Hi,

I have programmed in various languages previously, but am new to Ruby.

So far am very impressed with it; but there is one behaviour I find
quite alarming, which stems from the fact that Ruby treats strings as
objects rather than as primitives.

For instance:

a) Number

myNum1 = 5
myNum2 = myNum1

myNum2 = 3

=> myNum1 = 5
=> myNum2 = 3

which is what I would expect. However,

b) String

myString3 = “Fred Nerk”
myString4 = myString3

myString4[0,4] = “Bert”

=> myString3 = “Bert Nerk”
=> myString4 = “Bert Nerk”

myString3 has been “corrupted”, presumably because setting myString4 to
it actually set myString4’s pointer, not its value, in the standard OO
fashion.

But

c) String literal

myString1 = “Fred Bloggs”
myString2 = myString1

myString2[0,4] = “Bert”

puts "Fred Bloggs = " + “Fred Bloggs”
puts "myString2 = " + myString2

(Output)

=> Fred Bloggs = Fred Bloggs
=> myString2 = Bert Bloggs

Has the “Fred Bloggs” literal not been corrupted? Or did puts just use
another (uncorrupted) instance of it?

So let’s make the first string a constant. That produces the expected
behaviour in this case:

d) String constant 1

MyString5 = “Fred Potts”
MyString5 = “John Potts”

=> warning: already initialized constant MyString5

but not in this one: the constant gets “corrupted”.

e) String constant 2

MyString6 = “Fred Winterbotham”
myString7 = MyString6

myString7[0,4] = “Bert”

=> MyString6 = “Bert Winterbotham”
=> myString7 = “Bert Winterbotham”

So how to get around this? The following appears to do it:

f) String constant 3

MyString8 = “Fred Shufflebotham”
myString9 = MyString8.clone

myString9[0,4] = “Bert”

=> MyString8 = “Fred Shufflebotham”
=> myString9 = “Bert Shufflebotham”

but doesn’t it cause a memory leak?

Sorry if this question is too elementary.

*Data extract:*
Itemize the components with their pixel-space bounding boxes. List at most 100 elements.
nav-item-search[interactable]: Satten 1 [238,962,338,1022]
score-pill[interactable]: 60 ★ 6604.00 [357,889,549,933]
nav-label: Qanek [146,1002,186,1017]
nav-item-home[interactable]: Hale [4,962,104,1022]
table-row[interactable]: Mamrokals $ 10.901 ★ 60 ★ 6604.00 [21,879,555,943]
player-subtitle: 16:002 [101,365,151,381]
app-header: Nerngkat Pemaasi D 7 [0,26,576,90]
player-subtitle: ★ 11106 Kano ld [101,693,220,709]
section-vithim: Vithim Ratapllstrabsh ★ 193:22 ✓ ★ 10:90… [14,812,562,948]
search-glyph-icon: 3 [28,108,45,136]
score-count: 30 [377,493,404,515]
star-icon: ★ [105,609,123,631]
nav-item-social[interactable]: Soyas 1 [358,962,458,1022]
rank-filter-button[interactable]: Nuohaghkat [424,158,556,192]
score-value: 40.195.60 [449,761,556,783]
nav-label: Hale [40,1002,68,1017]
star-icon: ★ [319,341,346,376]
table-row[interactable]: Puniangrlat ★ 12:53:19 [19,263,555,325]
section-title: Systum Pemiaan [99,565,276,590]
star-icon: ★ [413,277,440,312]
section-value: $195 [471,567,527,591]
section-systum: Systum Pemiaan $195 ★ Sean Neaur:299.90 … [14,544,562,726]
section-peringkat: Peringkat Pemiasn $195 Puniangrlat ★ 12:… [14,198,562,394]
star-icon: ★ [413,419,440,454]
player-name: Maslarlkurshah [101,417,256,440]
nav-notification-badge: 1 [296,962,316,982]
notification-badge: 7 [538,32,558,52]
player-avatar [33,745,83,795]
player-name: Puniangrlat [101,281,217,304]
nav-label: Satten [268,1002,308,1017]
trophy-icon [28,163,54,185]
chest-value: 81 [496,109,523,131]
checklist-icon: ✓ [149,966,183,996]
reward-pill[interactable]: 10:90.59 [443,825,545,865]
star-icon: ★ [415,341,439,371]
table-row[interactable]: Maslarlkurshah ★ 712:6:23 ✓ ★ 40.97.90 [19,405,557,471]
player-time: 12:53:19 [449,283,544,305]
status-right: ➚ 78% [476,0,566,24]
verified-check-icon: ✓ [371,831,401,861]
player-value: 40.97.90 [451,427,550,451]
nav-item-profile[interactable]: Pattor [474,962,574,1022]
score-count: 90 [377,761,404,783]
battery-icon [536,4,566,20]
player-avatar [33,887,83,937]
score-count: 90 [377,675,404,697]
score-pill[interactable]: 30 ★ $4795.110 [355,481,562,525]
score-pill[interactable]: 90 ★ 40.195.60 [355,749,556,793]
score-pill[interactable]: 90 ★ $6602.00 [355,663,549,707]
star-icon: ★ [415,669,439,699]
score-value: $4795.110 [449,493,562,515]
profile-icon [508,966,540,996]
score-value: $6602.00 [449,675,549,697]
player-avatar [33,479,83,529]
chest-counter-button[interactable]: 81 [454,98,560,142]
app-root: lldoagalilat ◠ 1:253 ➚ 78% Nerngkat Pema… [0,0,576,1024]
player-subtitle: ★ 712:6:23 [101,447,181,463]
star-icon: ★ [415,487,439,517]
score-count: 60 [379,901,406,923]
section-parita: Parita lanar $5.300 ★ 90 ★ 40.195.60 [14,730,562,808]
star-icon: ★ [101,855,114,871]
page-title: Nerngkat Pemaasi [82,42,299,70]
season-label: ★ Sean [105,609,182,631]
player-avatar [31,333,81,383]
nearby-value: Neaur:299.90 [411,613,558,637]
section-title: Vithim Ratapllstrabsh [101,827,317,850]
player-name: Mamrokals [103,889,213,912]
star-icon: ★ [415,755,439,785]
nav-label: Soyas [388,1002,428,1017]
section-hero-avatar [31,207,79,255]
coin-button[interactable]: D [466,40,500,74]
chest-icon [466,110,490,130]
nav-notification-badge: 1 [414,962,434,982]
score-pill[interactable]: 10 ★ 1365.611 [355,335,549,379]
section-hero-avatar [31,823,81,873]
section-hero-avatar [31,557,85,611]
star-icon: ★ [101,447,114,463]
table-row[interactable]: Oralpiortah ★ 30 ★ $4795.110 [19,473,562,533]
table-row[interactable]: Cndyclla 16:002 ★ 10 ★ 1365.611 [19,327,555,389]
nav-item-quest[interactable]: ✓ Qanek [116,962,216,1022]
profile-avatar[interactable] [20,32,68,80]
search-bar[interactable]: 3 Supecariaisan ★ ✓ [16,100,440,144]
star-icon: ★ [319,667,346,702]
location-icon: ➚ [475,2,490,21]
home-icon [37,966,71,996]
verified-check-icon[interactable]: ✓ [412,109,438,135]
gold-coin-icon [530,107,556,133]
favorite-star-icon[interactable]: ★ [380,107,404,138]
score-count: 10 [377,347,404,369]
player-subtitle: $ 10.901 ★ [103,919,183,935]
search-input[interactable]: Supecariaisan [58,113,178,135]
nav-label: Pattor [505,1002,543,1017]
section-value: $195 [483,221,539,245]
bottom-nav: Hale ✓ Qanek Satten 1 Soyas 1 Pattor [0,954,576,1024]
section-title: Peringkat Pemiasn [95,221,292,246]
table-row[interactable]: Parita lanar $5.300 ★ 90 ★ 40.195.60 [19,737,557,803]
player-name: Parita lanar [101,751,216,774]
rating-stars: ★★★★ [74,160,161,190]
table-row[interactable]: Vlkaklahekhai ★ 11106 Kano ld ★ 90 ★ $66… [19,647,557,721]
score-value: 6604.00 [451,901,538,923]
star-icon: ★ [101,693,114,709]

*Brief:* Retype the forum post about Ruby strings in full, with every line unchanged. The rows were taken from a separate source.

*Answer for the task:*
Hi,

I have programmed in various languages previously, but am new to Ruby.

So far am very impressed with it; but there is one behaviour I find
quite alarming, which stems from the fact that Ruby treats strings as
objects rather than as primitives.

For instance:

a) Number

myNum1 = 5
myNum2 = myNum1

myNum2 = 3

=> myNum1 = 5
=> myNum2 = 3

which is what I would expect. However,

b) String

myString3 = “Fred Nerk”
myString4 = myString3

myString4[0,4] = “Bert”

=> myString3 = “Bert Nerk”
=> myString4 = “Bert Nerk”

myString3 has been “corrupted”, presumably because setting myString4 to
it actually set myString4’s pointer, not its value, in the standard OO
fashion.

But

c) String literal

myString1 = “Fred Bloggs”
myString2 = myString1

myString2[0,4] = “Bert”

puts "Fred Bloggs = " + “Fred Bloggs”
puts "myString2 = " + myString2

(Output)

=> Fred Bloggs = Fred Bloggs
=> myString2 = Bert Bloggs

Has the “Fred Bloggs” literal not been corrupted? Or did puts just use
another (uncorrupted) instance of it?

So let’s make the first string a constant. That produces the expected
behaviour in this case:

d) String constant 1

MyString5 = “Fred Potts”
MyString5 = “John Potts”

=> warning: already initialized constant MyString5

but not in this one: the constant gets “corrupted”.

e) String constant 2

MyString6 = “Fred Winterbotham”
myString7 = MyString6

myString7[0,4] = “Bert”

=> MyString6 = “Bert Winterbotham”
=> myString7 = “Bert Winterbotham”

So how to get around this? The following appears to do it:

f) String constant 3

MyString8 = “Fred Shufflebotham”
myString9 = MyString8.clone

myString9[0,4] = “Bert”

=> MyString8 = “Fred Shufflebotham”
=> myString9 = “Bert Shufflebotham”

but doesn’t it cause a memory leak?

Sorry if this question is too elementary.